====== Entries shown

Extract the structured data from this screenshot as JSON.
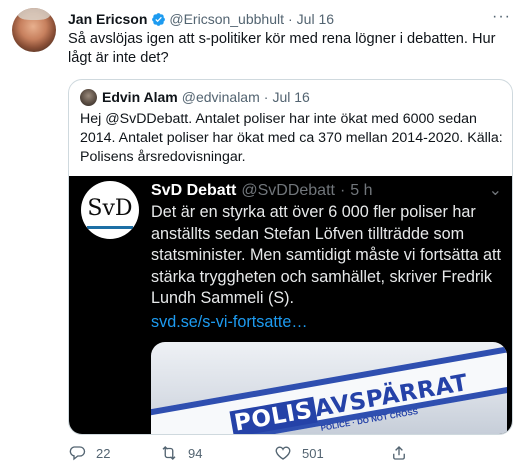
{
  "tweet": {
    "author_name": "Jan Ericson",
    "author_handle": "@Ericson_ubbhult",
    "separator": "·",
    "date": "Jul 16",
    "text": "Så avslöjas igen att s-politiker kör med rena lögner i debatten. Hur lågt är inte det?",
    "more_glyph": "···"
  },
  "quoted": {
    "author_name": "Edvin Alam",
    "author_handle": "@edvinalam",
    "separator": "·",
    "date": "Jul 16",
    "text": "Hej @SvDDebatt. Antalet poliser har inte ökat med 6000 sedan 2014. Antalet poliser har ökat med ca 370 mellan 2014-2020. Källa: Polisens årsredovisningar."
  },
  "screenshot": {
    "logo_text": "SvD",
    "author_name": "SvD Debatt",
    "author_handle": "@SvDDebatt",
    "separator": "·",
    "time": "5 h",
    "more_glyph": "⌄",
    "text": "Det är en styrka att över 6 000 fler poliser har anställts sedan Stefan Löfven tillträdde som statsminister. Men samtidigt måste vi fortsätta att stärka tryggheten och samhället, skriver Fredrik Lundh Sammeli (S).",
    "link": "svd.se/s-vi-fortsatte…",
    "tape_bold": "POLIS",
    "tape_rest": "AVSPÄRRAT",
    "tape_sub": "POLICE · DO NOT CROSS"
  },
  "actions": {
    "reply_count": "22",
    "retweet_count": "94",
    "like_count": "501",
    "icons": [
      "reply-icon",
      "retweet-icon",
      "like-icon",
      "share-icon"
    ]
  },
  "colors": {
    "accent": "#1d9bf0",
    "muted": "#536471",
    "border": "#cfd9de",
    "verified": "#1d9bf0"
  }
}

============

From the material above, reproduce everything verbatim except the pictures.

Reply to the task —
Extract the structured data from this screenshot as JSON.
{
  "tweet": {
    "author_name": "Jan Ericson",
    "author_handle": "@Ericson_ubbhult",
    "separator": "·",
    "date": "Jul 16",
    "text": "Så avslöjas igen att s-politiker kör med rena lögner i debatten. Hur lågt är inte det?",
    "more_glyph": "···"
  },
  "quoted": {
    "author_name": "Edvin Alam",
    "author_handle": "@edvinalam",
    "separator": "·",
    "date": "Jul 16",
    "text": "Hej @SvDDebatt. Antalet poliser har inte ökat med 6000 sedan 2014. Antalet poliser har ökat med ca 370 mellan 2014-2020. Källa: Polisens årsredovisningar."
  },
  "screenshot": {
    "logo_text": "SvD",
    "author_name": "SvD Debatt",
    "author_handle": "@SvDDebatt",
    "separator": "·",
    "time": "5 h",
    "more_glyph": "⌄",
    "text": "Det är en styrka att över 6 000 fler poliser har anställts sedan Stefan Löfven tillträdde som statsminister. Men samtidigt måste vi fortsätta att stärka tryggheten och samhället, skriver Fredrik Lundh Sammeli (S).",
    "link": "svd.se/s-vi-fortsatte…",
    "tape_bold": "POLIS",
    "tape_rest": "AVSPÄRRAT",
    "tape_sub": "POLICE · DO NOT CROSS"
  },
  "actions": {
    "reply_count": "22",
    "retweet_count": "94",
    "like_count": "501",
    "icons": [
      "reply-icon",
      "retweet-icon",
      "like-icon",
      "share-icon"
    ]
  },
  "colors": {
    "accent": "#1d9bf0",
    "muted": "#536471",
    "border": "#cfd9de",
    "verified": "#1d9bf0"
  }
}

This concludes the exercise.